─── DATA ENTRIES
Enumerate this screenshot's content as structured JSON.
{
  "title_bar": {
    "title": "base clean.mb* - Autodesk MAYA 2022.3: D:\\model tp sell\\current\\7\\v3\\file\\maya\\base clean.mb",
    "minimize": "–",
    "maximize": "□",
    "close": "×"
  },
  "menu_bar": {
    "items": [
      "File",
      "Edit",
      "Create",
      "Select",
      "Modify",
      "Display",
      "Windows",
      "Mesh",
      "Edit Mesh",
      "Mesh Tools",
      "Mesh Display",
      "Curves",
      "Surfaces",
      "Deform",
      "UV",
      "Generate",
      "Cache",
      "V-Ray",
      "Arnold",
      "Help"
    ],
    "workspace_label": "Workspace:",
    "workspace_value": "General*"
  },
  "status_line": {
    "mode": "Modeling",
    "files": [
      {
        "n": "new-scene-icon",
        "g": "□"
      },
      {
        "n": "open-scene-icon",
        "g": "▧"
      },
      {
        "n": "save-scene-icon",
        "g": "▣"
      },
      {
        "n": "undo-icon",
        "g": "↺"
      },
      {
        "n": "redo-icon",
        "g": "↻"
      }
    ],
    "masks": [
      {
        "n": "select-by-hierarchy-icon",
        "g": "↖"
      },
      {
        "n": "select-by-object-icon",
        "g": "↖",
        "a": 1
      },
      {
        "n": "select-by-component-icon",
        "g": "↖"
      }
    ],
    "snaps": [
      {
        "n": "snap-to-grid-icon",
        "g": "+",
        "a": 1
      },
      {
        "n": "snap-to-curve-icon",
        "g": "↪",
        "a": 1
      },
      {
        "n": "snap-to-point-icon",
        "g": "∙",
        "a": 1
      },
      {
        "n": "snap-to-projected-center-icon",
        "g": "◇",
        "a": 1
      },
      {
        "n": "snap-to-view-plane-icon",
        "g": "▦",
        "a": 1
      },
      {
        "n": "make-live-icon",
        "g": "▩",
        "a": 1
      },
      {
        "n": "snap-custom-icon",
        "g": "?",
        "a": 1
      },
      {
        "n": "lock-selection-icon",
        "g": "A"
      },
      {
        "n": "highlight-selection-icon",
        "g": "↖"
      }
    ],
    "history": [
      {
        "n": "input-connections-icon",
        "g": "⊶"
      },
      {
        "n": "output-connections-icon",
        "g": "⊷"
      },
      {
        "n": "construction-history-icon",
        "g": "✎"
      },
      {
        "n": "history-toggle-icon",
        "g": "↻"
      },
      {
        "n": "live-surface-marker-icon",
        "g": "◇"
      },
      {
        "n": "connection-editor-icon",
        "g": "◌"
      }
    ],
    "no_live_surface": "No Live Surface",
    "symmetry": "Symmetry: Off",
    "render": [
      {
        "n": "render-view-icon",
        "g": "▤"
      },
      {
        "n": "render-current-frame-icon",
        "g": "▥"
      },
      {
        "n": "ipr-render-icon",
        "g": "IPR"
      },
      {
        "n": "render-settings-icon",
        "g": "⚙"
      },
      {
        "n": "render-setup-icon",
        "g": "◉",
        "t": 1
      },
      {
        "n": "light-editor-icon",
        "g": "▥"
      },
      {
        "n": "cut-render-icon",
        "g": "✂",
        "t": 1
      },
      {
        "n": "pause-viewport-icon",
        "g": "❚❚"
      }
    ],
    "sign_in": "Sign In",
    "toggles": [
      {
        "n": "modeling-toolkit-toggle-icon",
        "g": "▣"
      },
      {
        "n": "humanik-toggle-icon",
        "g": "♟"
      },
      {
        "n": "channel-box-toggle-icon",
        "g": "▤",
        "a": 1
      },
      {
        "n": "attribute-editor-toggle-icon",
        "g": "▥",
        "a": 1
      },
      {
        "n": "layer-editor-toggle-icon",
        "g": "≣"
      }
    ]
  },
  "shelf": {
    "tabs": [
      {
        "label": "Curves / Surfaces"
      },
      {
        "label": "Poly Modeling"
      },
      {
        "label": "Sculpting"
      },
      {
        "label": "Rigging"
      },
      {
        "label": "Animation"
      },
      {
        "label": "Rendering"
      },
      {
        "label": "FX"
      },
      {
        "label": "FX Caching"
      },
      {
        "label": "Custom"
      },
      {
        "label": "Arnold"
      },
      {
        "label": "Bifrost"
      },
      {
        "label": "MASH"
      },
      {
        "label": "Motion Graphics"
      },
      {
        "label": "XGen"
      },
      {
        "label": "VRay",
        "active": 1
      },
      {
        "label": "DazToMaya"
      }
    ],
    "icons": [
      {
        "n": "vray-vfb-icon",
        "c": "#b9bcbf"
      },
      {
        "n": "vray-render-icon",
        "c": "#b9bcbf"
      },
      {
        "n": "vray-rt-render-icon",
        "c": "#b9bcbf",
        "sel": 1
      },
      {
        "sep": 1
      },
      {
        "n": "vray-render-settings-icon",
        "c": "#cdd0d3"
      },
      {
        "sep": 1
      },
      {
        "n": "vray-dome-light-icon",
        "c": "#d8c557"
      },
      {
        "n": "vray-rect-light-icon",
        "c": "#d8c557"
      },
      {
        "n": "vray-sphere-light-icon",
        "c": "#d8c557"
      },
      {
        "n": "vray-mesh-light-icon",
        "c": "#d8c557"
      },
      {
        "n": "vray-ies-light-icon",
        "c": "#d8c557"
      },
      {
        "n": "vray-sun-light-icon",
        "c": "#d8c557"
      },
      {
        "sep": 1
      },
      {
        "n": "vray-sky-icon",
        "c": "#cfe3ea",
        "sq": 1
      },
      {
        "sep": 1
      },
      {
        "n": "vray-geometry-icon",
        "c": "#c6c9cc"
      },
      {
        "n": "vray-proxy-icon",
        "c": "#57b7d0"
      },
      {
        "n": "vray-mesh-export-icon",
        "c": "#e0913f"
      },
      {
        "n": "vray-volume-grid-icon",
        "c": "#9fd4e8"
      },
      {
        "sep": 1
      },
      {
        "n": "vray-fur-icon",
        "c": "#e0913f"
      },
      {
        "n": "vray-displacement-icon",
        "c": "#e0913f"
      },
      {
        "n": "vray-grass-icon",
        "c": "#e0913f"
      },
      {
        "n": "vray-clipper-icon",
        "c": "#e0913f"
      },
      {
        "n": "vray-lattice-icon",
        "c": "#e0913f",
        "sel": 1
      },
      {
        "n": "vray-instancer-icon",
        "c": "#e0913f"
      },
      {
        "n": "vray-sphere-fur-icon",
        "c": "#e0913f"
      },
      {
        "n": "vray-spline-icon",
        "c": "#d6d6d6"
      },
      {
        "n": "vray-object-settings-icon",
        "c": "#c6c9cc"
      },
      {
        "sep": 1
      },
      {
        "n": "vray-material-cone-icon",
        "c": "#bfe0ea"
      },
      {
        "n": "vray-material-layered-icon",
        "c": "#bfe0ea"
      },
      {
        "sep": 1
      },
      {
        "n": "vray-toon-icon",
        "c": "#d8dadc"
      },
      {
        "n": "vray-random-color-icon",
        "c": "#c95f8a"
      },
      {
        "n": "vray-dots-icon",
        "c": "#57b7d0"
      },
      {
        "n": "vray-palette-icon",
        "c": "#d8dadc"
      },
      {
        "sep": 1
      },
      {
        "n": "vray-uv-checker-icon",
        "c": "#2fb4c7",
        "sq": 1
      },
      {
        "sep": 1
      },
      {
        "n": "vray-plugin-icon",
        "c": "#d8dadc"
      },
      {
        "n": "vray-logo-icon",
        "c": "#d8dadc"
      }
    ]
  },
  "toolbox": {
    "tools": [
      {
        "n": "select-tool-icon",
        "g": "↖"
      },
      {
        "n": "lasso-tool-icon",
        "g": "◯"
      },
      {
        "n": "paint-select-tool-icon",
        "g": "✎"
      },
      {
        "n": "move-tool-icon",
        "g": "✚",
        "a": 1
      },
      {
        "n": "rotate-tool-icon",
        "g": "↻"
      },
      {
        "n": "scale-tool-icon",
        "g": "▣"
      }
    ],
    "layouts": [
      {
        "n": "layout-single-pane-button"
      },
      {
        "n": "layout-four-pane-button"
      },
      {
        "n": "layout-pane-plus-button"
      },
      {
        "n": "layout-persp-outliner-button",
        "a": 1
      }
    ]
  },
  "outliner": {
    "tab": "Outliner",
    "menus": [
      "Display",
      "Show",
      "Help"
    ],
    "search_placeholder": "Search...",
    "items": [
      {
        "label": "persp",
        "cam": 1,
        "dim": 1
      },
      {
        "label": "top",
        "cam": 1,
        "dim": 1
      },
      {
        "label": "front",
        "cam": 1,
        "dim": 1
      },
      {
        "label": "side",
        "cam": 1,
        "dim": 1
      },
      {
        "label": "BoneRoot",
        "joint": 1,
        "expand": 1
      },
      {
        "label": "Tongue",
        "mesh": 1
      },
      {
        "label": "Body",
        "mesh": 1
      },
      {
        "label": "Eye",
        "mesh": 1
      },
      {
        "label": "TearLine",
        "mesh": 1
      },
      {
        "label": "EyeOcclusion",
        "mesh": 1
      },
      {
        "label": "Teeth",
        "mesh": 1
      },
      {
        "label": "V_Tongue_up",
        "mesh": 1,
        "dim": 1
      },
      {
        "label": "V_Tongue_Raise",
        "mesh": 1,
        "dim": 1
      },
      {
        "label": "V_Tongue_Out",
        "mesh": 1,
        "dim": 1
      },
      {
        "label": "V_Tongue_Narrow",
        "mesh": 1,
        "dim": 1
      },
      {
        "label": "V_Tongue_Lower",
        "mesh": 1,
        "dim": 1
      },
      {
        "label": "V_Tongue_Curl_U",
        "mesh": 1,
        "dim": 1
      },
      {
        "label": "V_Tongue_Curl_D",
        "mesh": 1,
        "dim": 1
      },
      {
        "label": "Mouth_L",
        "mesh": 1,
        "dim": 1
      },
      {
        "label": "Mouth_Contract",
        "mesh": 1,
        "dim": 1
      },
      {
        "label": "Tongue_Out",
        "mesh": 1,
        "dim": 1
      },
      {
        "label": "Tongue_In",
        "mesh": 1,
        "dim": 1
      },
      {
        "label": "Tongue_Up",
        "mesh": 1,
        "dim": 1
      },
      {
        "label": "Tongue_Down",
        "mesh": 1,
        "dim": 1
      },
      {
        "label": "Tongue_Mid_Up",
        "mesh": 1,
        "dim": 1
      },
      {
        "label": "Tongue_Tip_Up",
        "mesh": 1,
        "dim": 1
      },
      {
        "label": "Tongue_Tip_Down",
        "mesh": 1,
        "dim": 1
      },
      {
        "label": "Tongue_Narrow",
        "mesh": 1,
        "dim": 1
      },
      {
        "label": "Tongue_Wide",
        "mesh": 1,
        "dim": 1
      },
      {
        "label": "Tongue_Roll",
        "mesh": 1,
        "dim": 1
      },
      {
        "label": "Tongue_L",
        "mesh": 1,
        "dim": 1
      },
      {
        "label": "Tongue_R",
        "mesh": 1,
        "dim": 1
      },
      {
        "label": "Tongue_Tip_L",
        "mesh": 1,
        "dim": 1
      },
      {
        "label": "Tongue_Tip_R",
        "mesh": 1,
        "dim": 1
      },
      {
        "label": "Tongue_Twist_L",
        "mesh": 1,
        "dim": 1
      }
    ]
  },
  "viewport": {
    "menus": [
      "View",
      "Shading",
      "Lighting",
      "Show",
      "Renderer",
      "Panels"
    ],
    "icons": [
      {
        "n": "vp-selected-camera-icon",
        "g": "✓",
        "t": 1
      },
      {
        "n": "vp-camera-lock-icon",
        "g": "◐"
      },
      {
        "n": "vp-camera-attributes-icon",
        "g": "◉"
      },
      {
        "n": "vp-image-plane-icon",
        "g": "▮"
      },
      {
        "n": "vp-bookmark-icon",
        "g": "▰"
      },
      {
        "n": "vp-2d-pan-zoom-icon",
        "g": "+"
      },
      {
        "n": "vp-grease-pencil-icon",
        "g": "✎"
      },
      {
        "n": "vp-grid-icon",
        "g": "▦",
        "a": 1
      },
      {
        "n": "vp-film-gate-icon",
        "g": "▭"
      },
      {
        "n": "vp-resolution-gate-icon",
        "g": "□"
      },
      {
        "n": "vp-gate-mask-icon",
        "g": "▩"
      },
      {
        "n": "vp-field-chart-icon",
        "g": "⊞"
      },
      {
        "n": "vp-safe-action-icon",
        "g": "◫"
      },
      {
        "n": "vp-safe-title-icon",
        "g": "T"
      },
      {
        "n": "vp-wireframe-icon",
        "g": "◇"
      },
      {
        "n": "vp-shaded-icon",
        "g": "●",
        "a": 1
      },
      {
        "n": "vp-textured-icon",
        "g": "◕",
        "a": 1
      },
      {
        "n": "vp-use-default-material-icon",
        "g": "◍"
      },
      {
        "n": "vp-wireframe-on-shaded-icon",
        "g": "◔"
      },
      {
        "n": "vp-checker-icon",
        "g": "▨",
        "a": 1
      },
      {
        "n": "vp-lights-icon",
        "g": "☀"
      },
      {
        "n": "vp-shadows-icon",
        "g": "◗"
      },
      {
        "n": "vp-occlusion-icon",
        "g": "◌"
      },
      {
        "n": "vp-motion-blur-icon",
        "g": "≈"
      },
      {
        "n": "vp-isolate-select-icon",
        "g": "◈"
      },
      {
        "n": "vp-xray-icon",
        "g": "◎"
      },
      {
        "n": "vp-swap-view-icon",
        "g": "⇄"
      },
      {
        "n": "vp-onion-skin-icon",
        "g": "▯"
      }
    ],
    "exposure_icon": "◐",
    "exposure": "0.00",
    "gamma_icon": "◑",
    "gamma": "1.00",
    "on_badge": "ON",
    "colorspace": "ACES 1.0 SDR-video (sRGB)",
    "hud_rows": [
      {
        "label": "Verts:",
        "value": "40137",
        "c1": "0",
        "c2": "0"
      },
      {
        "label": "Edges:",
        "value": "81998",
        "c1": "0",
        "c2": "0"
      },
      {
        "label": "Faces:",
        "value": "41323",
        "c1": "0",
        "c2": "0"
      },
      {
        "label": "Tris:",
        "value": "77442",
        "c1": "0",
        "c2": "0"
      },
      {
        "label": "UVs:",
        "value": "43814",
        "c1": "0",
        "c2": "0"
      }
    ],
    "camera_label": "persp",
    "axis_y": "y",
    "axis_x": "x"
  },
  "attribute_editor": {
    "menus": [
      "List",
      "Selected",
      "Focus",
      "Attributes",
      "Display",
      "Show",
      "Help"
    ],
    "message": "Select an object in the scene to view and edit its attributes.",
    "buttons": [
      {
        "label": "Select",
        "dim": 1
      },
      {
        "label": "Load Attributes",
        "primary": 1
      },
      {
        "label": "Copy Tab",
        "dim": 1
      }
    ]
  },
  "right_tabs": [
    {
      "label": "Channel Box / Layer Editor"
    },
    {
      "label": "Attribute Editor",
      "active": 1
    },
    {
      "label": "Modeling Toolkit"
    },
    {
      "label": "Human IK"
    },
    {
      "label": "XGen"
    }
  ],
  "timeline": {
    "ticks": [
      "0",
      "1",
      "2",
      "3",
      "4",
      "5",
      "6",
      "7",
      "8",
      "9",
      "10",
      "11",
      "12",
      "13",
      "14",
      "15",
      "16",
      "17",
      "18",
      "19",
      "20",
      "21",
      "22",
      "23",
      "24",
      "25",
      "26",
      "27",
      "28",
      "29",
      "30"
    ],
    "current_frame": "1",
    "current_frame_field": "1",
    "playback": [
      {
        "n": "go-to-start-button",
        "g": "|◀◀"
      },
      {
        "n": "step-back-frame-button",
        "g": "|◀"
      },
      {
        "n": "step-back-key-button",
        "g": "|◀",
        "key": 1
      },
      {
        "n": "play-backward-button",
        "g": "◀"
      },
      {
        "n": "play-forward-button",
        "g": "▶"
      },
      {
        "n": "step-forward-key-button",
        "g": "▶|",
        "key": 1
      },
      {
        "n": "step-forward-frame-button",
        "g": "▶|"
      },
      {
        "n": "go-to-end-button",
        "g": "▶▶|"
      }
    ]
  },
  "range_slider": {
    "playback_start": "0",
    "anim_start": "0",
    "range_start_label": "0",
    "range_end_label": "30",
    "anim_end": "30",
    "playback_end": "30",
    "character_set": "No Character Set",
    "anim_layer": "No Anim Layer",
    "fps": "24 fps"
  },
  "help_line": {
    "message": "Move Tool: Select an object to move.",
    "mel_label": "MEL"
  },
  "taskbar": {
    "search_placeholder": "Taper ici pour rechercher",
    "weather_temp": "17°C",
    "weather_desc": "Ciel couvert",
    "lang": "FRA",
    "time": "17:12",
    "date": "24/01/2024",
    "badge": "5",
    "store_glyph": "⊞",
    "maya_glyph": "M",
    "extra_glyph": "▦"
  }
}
──────
Note each line of the entries that has "forward" in it, and copy those lines.

## TASK OUTPUT
        "n": "play-forward-button",
        "n": "step-forward-key-button",
        "n": "step-forward-frame-button",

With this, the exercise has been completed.